Extracted information:
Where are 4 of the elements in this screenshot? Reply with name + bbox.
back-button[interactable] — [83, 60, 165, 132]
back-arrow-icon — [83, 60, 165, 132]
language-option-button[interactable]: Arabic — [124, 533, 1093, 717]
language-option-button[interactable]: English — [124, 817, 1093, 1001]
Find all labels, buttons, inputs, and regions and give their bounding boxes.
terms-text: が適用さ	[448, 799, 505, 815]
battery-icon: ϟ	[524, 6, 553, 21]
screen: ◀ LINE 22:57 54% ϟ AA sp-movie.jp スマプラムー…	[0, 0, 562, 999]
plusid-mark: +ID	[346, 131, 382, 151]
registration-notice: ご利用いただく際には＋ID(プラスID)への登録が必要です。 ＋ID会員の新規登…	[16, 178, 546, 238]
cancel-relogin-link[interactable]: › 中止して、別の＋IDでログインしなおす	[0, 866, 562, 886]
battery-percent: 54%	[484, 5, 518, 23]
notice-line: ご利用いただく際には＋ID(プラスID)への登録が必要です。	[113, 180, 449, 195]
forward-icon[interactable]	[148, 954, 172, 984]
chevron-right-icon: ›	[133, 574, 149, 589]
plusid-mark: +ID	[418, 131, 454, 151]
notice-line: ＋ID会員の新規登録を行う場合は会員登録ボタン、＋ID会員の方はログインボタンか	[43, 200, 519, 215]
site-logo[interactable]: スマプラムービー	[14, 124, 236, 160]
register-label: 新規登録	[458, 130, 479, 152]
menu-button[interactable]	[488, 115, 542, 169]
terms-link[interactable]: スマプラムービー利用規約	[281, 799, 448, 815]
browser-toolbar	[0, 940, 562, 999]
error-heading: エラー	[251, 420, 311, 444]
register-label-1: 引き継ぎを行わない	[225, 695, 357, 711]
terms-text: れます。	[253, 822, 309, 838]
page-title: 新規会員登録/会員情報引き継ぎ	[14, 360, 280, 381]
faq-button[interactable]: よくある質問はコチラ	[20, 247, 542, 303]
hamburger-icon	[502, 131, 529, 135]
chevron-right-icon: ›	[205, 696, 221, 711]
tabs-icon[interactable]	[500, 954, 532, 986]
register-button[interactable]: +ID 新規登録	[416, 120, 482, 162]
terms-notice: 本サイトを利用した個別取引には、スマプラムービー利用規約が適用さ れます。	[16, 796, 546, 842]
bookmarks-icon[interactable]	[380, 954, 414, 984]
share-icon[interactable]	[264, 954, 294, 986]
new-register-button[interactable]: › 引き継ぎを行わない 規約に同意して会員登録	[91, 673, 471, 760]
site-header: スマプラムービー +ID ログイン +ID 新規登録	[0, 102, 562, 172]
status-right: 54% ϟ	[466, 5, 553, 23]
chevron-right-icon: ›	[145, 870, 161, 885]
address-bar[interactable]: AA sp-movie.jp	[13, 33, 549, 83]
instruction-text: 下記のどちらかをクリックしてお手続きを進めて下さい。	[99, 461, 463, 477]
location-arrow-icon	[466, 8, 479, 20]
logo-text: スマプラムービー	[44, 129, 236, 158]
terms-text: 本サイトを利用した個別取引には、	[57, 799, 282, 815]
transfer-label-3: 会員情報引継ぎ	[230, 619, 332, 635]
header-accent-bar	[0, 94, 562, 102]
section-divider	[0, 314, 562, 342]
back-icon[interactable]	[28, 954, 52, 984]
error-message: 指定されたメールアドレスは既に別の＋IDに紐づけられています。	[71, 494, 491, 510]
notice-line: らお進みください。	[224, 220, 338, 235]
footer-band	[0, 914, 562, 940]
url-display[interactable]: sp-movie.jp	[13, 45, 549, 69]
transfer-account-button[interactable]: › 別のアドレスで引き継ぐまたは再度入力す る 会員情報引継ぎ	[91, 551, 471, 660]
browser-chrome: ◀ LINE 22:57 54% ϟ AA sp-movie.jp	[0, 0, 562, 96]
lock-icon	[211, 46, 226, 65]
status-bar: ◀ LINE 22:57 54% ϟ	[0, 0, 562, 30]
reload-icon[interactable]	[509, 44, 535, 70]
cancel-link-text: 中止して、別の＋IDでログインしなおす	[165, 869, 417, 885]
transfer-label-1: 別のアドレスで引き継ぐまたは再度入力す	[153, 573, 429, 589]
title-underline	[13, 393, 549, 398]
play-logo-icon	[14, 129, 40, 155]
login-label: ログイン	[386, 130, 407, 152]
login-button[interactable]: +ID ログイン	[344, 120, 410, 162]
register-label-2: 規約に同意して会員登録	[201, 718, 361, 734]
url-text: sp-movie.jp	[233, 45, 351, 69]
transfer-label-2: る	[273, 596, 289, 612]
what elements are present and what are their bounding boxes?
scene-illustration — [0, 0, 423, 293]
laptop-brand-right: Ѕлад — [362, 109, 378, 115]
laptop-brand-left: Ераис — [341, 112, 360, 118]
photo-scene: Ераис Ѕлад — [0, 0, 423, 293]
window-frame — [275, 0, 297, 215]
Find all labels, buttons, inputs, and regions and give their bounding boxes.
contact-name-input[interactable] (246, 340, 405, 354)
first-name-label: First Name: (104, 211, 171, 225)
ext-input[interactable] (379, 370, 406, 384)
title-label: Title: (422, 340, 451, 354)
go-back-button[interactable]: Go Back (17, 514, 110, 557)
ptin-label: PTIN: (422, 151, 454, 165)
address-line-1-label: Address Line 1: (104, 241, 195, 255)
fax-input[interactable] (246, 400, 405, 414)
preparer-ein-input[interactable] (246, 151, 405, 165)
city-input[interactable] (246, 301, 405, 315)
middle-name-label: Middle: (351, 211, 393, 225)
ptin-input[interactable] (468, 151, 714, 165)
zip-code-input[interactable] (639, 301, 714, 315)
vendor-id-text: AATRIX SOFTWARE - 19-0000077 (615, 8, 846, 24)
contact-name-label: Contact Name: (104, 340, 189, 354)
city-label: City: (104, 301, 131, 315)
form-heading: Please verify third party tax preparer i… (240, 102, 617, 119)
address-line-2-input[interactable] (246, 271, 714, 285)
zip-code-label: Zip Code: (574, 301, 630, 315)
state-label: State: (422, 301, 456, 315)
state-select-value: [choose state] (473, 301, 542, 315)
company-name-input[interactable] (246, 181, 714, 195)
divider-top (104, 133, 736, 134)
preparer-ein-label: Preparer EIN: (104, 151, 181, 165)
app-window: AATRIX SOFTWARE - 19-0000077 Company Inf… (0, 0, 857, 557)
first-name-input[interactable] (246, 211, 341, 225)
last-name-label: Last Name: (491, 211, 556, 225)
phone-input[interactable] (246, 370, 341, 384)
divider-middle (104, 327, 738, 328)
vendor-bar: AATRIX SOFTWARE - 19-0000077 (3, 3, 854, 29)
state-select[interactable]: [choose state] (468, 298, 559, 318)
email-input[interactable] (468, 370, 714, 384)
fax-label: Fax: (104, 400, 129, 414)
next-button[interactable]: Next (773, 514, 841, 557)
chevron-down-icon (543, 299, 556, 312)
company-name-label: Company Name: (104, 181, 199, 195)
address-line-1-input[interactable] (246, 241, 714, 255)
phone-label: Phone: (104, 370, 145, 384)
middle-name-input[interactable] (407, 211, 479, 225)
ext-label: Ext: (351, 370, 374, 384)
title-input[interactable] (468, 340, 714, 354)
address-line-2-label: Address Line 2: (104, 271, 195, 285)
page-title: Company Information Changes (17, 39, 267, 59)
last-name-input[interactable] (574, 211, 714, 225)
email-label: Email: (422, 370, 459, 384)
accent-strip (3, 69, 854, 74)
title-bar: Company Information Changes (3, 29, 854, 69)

Aim of the task: Please reproduce the listing above word for word, beginning with its first line and stopping after the line that contains "33, 549, 83]".

Result for this task:
Where are 4 of the elements in this screenshot? Reply with name + bbox.
back-button[interactable] — [83, 60, 165, 132]
back-arrow-icon — [83, 60, 165, 132]
language-option-button[interactable]: Arabic — [124, 533, 1093, 717]
language-option-button[interactable]: English — [124, 817, 1093, 1001]
Find all labels, buttons, inputs, and regions and give their bounding boxes.
terms-text: が適用さ	[448, 799, 505, 815]
battery-icon: ϟ	[524, 6, 553, 21]
screen: ◀ LINE 22:57 54% ϟ AA sp-movie.jp スマプラムー…	[0, 0, 562, 999]
plusid-mark: +ID	[346, 131, 382, 151]
registration-notice: ご利用いただく際には＋ID(プラスID)への登録が必要です。 ＋ID会員の新規登…	[16, 178, 546, 238]
cancel-relogin-link[interactable]: › 中止して、別の＋IDでログインしなおす	[0, 866, 562, 886]
battery-percent: 54%	[484, 5, 518, 23]
notice-line: ご利用いただく際には＋ID(プラスID)への登録が必要です。	[113, 180, 449, 195]
forward-icon[interactable]	[148, 954, 172, 984]
chevron-right-icon: ›	[133, 574, 149, 589]
plusid-mark: +ID	[418, 131, 454, 151]
notice-line: ＋ID会員の新規登録を行う場合は会員登録ボタン、＋ID会員の方はログインボタンか	[43, 200, 519, 215]
site-logo[interactable]: スマプラムービー	[14, 124, 236, 160]
register-label: 新規登録	[458, 130, 479, 152]
menu-button[interactable]	[488, 115, 542, 169]
terms-link[interactable]: スマプラムービー利用規約	[281, 799, 448, 815]
browser-toolbar	[0, 940, 562, 999]
error-heading: エラー	[251, 420, 311, 444]
register-label-1: 引き継ぎを行わない	[225, 695, 357, 711]
terms-text: れます。	[253, 822, 309, 838]
page-title: 新規会員登録/会員情報引き継ぎ	[14, 360, 280, 381]
faq-button[interactable]: よくある質問はコチラ	[20, 247, 542, 303]
hamburger-icon	[502, 131, 529, 135]
chevron-right-icon: ›	[205, 696, 221, 711]
tabs-icon[interactable]	[500, 954, 532, 986]
register-button[interactable]: +ID 新規登録	[416, 120, 482, 162]
terms-notice: 本サイトを利用した個別取引には、スマプラムービー利用規約が適用さ れます。	[16, 796, 546, 842]
bookmarks-icon[interactable]	[380, 954, 414, 984]
share-icon[interactable]	[264, 954, 294, 986]
new-register-button[interactable]: › 引き継ぎを行わない 規約に同意して会員登録	[91, 673, 471, 760]
site-header: スマプラムービー +ID ログイン +ID 新規登録	[0, 102, 562, 172]
status-right: 54% ϟ	[466, 5, 553, 23]
chevron-right-icon: ›	[145, 870, 161, 885]
address-bar[interactable]: AA sp-movie.jp	[13, 33, 549, 83]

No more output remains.